- EXERCISE -
Copy all entries without alteration and skip the pictures they hold.
───
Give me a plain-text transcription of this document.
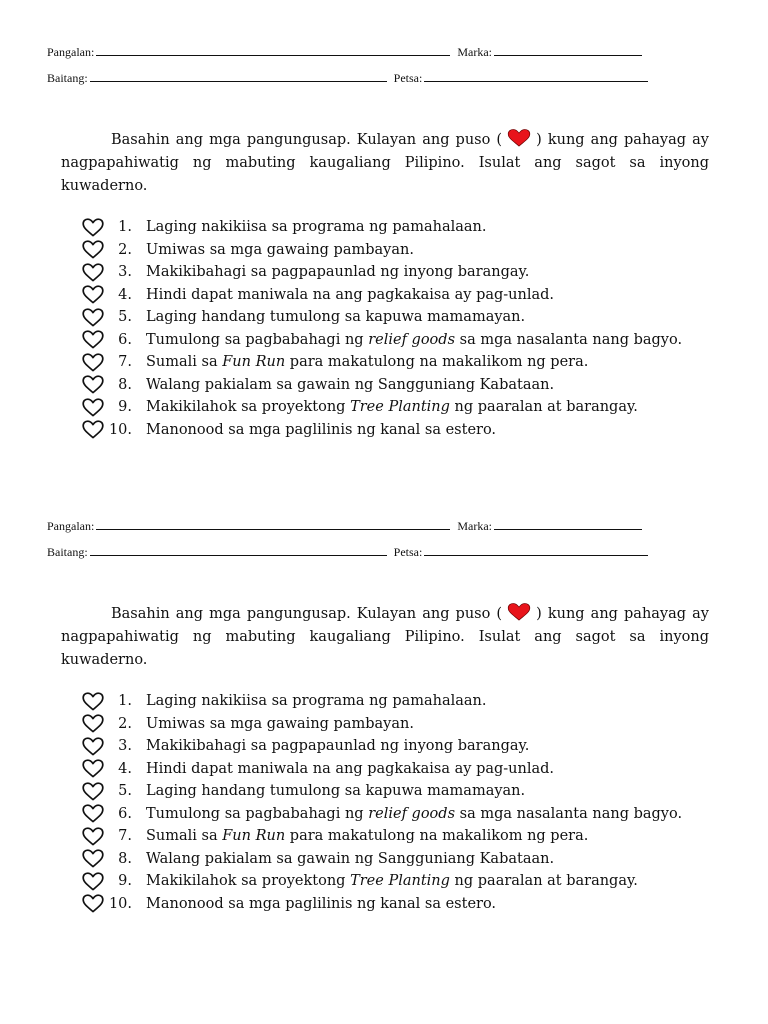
Pangalan:	Marka:
Baitang:	Petsa:
Basahin ang mga pangungusap. Kulayan ang puso ( ) kung ang pahayag ay nagpapahiwatig ng mabuting kaugaliang Pilipino. Isulat ang sagot sa inyong kuwaderno.
1. Laging nakikiisa sa programa ng pamahalaan.
2. Umiwas sa mga gawaing pambayan.
3. Makikibahagi sa pagpapaunlad ng inyong barangay.
4. Hindi dapat maniwala na ang pagkakaisa ay pag-unlad.
5. Laging handang tumulong sa kapuwa mamamayan.
6. Tumulong sa pagbabahagi ng relief goods sa mga nasalanta nang bagyo.
7. Sumali sa Fun Run para makatulong na makalikom ng pera.
8. Walang pakialam sa gawain ng Sangguniang Kabataan.
9. Makikilahok sa proyektong Tree Planting ng paaralan at barangay.
10. Manonood sa mga paglilinis ng kanal sa estero.
Pangalan:	Marka:
Baitang:	Petsa:
Basahin ang mga pangungusap. Kulayan ang puso ( ) kung ang pahayag ay nagpapahiwatig ng mabuting kaugaliang Pilipino. Isulat ang sagot sa inyong kuwaderno.
1. Laging nakikiisa sa programa ng pamahalaan.
2. Umiwas sa mga gawaing pambayan.
3. Makikibahagi sa pagpapaunlad ng inyong barangay.
4. Hindi dapat maniwala na ang pagkakaisa ay pag-unlad.
5. Laging handang tumulong sa kapuwa mamamayan.
6. Tumulong sa pagbabahagi ng relief goods sa mga nasalanta nang bagyo.
7. Sumali sa Fun Run para makatulong na makalikom ng pera.
8. Walang pakialam sa gawain ng Sangguniang Kabataan.
9. Makikilahok sa proyektong Tree Planting ng paaralan at barangay.
10. Manonood sa mga paglilinis ng kanal sa estero.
───
- THE REPLY -
Give me a plain-text transcription of this document.
Pangalan:	Marka:
Baitang:	Petsa:
Basahin ang mga pangungusap. Kulayan ang puso ( ) kung ang pahayag ay nagpapahiwatig ng mabuting kaugaliang Pilipino. Isulat ang sagot sa inyong kuwaderno.
1. Laging nakikiisa sa programa ng pamahalaan.
2. Umiwas sa mga gawaing pambayan.
3. Makikibahagi sa pagpapaunlad ng inyong barangay.
4. Hindi dapat maniwala na ang pagkakaisa ay pag-unlad.
5. Laging handang tumulong sa kapuwa mamamayan.
6. Tumulong sa pagbabahagi ng relief goods sa mga nasalanta nang bagyo.
7. Sumali sa Fun Run para makatulong na makalikom ng pera.
8. Walang pakialam sa gawain ng Sangguniang Kabataan.
9. Makikilahok sa proyektong Tree Planting ng paaralan at barangay.
10. Manonood sa mga paglilinis ng kanal sa estero.
Pangalan:	Marka:
Baitang:	Petsa:
Basahin ang mga pangungusap. Kulayan ang puso ( ) kung ang pahayag ay nagpapahiwatig ng mabuting kaugaliang Pilipino. Isulat ang sagot sa inyong kuwaderno.
1. Laging nakikiisa sa programa ng pamahalaan.
2. Umiwas sa mga gawaing pambayan.
3. Makikibahagi sa pagpapaunlad ng inyong barangay.
4. Hindi dapat maniwala na ang pagkakaisa ay pag-unlad.
5. Laging handang tumulong sa kapuwa mamamayan.
6. Tumulong sa pagbabahagi ng relief goods sa mga nasalanta nang bagyo.
7. Sumali sa Fun Run para makatulong na makalikom ng pera.
8. Walang pakialam sa gawain ng Sangguniang Kabataan.
9. Makikilahok sa proyektong Tree Planting ng paaralan at barangay.
10. Manonood sa mga paglilinis ng kanal sa estero.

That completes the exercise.